## Data extract
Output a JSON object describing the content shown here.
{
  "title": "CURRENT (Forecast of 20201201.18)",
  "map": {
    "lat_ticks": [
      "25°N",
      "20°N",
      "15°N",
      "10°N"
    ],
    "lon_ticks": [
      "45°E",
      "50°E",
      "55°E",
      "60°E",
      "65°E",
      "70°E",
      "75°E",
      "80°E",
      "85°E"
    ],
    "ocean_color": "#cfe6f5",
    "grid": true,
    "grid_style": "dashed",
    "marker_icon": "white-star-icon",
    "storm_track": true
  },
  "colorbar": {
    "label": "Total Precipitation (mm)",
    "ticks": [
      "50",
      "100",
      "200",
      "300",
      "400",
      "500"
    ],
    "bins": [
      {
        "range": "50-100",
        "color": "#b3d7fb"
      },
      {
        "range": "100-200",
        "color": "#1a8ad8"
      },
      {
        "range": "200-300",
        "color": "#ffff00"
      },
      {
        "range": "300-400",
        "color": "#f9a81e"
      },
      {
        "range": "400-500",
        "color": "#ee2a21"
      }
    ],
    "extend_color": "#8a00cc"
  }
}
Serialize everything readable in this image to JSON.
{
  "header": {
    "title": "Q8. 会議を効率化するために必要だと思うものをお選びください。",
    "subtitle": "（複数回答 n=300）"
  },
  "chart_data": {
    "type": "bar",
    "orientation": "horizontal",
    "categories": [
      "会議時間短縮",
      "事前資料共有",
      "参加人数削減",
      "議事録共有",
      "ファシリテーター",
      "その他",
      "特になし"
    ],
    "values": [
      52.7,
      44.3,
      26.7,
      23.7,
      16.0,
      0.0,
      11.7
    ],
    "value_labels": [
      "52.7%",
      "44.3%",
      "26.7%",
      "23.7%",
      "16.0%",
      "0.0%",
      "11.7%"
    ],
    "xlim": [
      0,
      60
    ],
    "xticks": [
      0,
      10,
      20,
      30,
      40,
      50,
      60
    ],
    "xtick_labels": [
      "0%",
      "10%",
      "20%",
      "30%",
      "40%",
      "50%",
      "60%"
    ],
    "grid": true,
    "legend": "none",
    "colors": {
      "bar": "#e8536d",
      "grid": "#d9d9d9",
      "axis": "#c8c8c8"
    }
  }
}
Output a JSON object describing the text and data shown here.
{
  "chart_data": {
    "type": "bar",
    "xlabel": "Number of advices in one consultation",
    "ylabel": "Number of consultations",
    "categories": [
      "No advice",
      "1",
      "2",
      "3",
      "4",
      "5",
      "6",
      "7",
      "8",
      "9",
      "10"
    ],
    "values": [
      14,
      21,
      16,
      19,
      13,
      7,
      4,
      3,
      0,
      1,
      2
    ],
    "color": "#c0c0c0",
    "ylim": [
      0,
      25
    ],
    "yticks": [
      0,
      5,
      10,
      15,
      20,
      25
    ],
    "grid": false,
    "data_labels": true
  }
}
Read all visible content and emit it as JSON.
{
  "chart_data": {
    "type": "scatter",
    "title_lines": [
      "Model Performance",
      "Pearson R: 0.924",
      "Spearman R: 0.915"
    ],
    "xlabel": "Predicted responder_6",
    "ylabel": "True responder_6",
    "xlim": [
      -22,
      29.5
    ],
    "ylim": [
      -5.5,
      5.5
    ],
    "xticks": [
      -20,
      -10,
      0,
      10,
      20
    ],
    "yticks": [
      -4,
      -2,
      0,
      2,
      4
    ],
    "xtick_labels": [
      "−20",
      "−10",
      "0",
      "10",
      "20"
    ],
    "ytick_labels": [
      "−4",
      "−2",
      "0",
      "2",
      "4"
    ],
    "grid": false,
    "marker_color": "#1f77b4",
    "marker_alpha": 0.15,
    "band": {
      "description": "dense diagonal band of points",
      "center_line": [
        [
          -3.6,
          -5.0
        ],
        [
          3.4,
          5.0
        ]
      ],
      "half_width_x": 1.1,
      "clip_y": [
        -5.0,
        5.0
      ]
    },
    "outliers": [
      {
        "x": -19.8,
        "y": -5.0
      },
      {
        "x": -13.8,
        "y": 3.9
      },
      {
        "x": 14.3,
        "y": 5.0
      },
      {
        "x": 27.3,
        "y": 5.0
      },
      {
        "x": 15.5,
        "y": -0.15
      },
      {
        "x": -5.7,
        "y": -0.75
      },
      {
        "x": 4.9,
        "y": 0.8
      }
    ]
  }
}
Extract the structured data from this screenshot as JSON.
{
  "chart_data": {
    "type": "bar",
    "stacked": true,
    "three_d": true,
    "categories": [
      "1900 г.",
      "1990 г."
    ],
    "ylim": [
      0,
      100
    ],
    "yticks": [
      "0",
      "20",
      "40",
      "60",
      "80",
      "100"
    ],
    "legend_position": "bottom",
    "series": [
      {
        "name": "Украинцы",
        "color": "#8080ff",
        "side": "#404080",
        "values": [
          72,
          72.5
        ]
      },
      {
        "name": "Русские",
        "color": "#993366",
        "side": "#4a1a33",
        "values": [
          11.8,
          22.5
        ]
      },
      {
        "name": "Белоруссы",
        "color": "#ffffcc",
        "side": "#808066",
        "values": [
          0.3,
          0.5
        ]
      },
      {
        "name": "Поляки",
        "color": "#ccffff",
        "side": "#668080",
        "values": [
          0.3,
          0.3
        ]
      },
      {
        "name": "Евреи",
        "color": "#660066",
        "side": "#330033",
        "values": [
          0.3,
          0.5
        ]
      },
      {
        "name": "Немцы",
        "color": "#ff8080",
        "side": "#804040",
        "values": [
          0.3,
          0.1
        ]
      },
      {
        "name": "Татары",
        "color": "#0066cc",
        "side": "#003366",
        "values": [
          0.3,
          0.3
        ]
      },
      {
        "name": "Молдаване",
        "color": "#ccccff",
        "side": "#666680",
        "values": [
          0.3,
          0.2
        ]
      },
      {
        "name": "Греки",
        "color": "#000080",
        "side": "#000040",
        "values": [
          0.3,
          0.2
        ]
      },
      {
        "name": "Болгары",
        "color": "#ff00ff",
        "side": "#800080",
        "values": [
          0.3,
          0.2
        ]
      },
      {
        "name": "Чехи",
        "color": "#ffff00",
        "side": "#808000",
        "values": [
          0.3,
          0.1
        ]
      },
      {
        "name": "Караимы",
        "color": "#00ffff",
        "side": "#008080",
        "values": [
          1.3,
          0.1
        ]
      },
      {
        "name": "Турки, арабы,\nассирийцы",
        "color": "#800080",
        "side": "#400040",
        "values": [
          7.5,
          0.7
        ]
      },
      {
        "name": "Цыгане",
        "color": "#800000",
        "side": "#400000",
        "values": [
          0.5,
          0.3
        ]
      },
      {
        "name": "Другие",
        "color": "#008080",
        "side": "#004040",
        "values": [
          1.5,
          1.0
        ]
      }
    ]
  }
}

## What is being asked
Tally up the lines in the preceding listing that contain the string "range". Respond with the number and nothing else.

## Right answer
5